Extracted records
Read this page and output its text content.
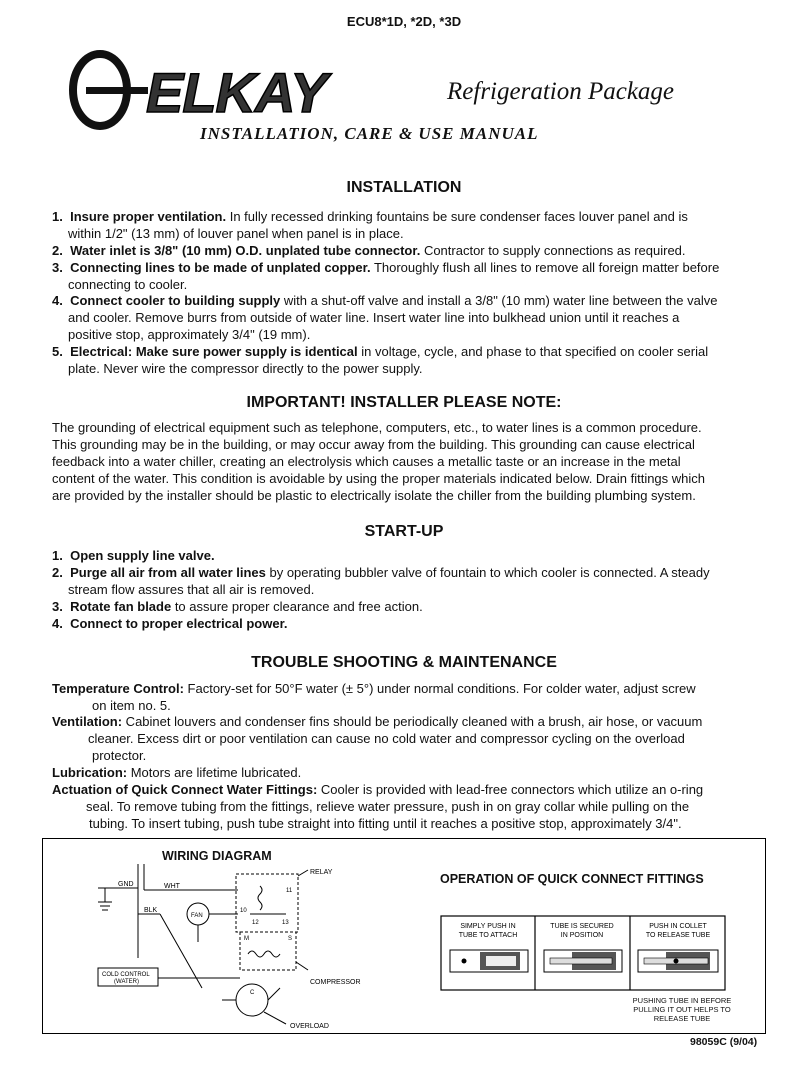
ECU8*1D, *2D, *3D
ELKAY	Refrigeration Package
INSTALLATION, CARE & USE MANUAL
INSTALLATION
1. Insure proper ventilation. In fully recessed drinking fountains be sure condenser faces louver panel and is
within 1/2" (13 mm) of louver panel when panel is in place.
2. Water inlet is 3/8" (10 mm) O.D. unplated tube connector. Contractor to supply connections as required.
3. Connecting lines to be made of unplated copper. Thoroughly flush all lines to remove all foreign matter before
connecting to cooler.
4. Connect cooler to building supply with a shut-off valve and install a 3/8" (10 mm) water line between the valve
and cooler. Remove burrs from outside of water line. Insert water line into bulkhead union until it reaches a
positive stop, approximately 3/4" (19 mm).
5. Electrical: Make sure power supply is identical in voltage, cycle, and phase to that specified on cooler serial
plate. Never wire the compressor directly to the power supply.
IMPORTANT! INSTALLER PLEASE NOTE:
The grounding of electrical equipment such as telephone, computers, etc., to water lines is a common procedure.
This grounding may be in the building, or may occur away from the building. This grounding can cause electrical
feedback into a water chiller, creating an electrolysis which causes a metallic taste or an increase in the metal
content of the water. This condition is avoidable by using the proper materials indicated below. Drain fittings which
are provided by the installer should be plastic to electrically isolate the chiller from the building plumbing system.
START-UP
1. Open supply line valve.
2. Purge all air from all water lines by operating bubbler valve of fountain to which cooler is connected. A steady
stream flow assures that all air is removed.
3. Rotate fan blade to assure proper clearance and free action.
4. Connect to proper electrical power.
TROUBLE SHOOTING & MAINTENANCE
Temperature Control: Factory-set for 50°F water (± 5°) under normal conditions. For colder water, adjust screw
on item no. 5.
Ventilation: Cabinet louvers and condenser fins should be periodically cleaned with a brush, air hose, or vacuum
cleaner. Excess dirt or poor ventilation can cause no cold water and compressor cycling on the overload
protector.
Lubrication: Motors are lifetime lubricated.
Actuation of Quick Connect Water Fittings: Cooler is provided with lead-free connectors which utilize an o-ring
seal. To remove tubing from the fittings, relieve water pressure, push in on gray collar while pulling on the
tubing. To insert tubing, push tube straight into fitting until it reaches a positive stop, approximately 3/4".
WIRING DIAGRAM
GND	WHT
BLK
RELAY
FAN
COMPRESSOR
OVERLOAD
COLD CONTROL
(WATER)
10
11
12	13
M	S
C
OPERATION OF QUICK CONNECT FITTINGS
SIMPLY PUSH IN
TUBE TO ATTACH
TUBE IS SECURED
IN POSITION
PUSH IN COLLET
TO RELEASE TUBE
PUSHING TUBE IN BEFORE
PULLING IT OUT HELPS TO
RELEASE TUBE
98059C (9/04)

WORK TO COMPLETE →
Look over the material above and show each line where "approximately" appears.

SOLUTION TO THE EXERCISE →
positive stop, approximately 3/4" (19 mm).
tubing. To insert tubing, push tube straight into fitting until it reaches a positive stop, approximately 3/4".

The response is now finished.